===== Extracted information

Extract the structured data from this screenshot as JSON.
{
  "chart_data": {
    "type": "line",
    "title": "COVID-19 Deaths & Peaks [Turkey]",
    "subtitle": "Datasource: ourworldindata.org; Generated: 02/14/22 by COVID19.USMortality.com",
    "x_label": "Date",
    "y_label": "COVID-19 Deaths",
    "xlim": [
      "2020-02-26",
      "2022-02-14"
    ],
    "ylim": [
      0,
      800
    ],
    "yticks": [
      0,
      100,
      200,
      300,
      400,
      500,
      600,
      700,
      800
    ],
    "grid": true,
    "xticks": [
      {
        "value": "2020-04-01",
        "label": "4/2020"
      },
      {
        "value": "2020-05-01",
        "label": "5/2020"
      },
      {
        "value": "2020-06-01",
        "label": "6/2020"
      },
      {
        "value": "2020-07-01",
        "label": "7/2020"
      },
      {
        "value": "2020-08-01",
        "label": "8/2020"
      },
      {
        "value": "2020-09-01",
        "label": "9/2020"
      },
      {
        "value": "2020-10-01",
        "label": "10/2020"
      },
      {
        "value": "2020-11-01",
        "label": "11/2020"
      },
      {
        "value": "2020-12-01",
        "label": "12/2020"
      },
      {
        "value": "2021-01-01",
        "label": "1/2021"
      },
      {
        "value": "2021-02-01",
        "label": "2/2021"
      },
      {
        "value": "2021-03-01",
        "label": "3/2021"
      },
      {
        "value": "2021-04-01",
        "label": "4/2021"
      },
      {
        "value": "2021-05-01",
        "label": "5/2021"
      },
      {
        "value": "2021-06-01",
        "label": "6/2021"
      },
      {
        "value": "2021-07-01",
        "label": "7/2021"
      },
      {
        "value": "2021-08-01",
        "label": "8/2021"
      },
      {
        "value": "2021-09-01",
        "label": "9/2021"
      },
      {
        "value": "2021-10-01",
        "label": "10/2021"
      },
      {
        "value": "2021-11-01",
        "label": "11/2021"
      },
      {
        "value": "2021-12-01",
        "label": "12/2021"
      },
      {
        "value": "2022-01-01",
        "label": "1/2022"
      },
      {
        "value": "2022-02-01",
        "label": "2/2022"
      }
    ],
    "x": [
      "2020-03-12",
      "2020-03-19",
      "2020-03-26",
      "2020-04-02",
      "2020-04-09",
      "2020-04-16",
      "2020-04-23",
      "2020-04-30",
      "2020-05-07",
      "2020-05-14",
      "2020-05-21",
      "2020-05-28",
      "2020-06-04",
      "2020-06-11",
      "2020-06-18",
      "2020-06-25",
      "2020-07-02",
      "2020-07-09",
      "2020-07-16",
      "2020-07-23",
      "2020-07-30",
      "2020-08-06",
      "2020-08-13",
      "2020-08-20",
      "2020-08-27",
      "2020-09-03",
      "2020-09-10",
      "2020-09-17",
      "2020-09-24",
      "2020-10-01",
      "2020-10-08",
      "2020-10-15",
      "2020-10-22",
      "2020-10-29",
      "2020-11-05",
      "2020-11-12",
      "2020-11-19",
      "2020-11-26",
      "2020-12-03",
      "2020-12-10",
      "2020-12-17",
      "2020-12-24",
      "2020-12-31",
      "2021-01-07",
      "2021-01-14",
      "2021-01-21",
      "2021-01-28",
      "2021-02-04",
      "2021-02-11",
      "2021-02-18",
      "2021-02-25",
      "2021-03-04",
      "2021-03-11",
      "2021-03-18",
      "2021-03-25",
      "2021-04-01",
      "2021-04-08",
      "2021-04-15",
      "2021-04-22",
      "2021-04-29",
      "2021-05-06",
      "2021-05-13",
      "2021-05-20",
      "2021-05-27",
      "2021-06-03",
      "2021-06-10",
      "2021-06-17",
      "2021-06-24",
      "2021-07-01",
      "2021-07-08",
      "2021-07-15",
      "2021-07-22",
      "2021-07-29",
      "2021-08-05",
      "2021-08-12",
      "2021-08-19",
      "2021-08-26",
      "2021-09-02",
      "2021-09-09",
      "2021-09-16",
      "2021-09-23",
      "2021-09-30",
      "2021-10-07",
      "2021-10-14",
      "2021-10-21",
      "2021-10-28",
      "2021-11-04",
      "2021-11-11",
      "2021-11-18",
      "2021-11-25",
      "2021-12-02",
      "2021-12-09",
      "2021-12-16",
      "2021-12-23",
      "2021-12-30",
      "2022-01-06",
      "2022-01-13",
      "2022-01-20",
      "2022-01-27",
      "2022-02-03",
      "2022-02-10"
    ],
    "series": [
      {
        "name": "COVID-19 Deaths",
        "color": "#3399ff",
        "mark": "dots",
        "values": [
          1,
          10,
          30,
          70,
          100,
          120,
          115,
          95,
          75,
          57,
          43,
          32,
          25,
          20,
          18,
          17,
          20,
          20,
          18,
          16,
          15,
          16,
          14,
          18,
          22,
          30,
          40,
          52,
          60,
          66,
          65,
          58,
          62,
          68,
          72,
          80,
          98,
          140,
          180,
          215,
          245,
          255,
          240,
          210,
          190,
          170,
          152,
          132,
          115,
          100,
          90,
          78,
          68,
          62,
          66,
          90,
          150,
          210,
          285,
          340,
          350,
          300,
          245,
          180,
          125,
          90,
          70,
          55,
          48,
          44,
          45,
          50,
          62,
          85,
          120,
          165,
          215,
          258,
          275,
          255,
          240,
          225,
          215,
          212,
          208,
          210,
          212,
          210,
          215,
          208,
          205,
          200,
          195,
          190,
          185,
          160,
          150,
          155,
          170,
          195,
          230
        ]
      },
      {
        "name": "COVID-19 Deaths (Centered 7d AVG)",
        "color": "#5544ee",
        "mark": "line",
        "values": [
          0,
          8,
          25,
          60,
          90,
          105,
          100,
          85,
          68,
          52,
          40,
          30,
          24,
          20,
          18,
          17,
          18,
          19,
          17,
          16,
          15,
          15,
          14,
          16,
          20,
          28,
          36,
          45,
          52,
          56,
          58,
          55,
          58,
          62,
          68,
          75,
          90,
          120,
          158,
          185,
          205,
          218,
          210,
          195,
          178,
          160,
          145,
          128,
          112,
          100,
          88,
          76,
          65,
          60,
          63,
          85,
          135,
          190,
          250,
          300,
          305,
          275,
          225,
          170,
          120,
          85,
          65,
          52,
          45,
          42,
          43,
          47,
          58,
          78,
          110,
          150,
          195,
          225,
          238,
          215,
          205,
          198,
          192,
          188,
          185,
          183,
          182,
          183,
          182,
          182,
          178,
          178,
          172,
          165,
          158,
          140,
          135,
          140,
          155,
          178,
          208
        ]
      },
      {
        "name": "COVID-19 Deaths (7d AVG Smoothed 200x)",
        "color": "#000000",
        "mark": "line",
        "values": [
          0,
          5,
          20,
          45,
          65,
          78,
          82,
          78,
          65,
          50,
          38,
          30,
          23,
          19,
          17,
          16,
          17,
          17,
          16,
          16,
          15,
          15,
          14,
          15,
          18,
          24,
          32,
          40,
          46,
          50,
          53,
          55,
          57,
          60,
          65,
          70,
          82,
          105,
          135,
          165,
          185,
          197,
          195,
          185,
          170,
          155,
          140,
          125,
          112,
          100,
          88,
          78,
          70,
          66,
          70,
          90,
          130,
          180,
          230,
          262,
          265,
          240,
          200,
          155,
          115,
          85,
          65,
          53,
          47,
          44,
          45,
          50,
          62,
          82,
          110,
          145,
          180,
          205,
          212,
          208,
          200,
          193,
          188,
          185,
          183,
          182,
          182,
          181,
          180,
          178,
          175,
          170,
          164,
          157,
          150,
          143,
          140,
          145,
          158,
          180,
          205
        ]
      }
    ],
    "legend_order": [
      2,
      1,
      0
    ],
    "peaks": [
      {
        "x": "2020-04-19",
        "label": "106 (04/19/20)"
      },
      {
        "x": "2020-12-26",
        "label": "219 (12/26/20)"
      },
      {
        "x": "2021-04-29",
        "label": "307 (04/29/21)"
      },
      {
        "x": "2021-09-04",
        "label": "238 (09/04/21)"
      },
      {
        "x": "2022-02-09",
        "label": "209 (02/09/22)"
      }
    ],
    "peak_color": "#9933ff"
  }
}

==========

> _Goal of the exercise_:
Scan the records for the string "Deaths". Copy each line in which it appears.

> _Written solution_:
    "title": "COVID-19 Deaths & Peaks [Turkey]",
    "y_label": "COVID-19 Deaths",
        "name": "COVID-19 Deaths",
        "name": "COVID-19 Deaths (Centered 7d AVG)",
        "name": "COVID-19 Deaths (7d AVG Smoothed 200x)",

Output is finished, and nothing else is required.